→ Data for this task
* start *

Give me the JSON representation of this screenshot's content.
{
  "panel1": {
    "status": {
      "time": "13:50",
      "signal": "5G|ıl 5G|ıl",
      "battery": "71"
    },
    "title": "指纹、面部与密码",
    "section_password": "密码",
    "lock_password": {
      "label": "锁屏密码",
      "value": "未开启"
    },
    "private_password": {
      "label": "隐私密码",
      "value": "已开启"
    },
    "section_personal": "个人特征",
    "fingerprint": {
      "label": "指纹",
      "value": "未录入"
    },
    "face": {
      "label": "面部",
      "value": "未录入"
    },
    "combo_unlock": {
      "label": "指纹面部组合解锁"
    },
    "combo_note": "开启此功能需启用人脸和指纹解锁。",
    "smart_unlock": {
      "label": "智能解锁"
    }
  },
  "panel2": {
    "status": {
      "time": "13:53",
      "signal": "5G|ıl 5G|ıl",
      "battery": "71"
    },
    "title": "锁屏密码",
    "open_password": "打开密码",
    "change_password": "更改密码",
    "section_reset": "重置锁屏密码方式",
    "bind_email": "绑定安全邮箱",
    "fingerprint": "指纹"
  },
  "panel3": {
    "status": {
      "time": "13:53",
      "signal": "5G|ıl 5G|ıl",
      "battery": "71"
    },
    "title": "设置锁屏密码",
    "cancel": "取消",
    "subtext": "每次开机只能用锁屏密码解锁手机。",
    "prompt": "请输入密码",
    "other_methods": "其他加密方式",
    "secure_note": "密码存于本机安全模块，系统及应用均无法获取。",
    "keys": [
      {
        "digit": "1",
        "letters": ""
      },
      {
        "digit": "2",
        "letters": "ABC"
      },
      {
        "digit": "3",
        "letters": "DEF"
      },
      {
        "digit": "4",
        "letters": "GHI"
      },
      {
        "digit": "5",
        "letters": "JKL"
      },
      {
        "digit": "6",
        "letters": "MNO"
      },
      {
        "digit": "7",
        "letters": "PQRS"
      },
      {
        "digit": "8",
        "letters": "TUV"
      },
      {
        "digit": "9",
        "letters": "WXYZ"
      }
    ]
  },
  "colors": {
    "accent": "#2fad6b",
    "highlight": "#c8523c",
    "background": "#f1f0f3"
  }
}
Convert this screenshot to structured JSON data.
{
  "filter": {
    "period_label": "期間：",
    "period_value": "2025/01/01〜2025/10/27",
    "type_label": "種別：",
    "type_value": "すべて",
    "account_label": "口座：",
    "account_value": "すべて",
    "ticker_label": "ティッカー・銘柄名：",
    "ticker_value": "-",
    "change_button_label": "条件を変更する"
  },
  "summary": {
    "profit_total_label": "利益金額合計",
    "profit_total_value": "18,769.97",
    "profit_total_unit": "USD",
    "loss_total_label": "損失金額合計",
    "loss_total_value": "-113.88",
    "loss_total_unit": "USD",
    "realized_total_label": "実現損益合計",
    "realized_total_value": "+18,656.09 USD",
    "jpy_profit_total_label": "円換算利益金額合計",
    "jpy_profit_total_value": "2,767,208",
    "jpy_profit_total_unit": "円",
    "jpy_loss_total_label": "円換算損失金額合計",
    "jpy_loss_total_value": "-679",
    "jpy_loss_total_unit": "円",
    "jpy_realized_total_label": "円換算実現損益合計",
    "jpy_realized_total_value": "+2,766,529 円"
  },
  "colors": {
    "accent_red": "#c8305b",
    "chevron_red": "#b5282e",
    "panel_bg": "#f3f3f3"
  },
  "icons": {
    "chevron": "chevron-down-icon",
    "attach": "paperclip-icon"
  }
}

* end *

→ Your task
From the data above, copy each line that holds "JSON".

→ Answer in full
Give me the JSON representation of this screenshot's content.
Convert this screenshot to structured JSON data.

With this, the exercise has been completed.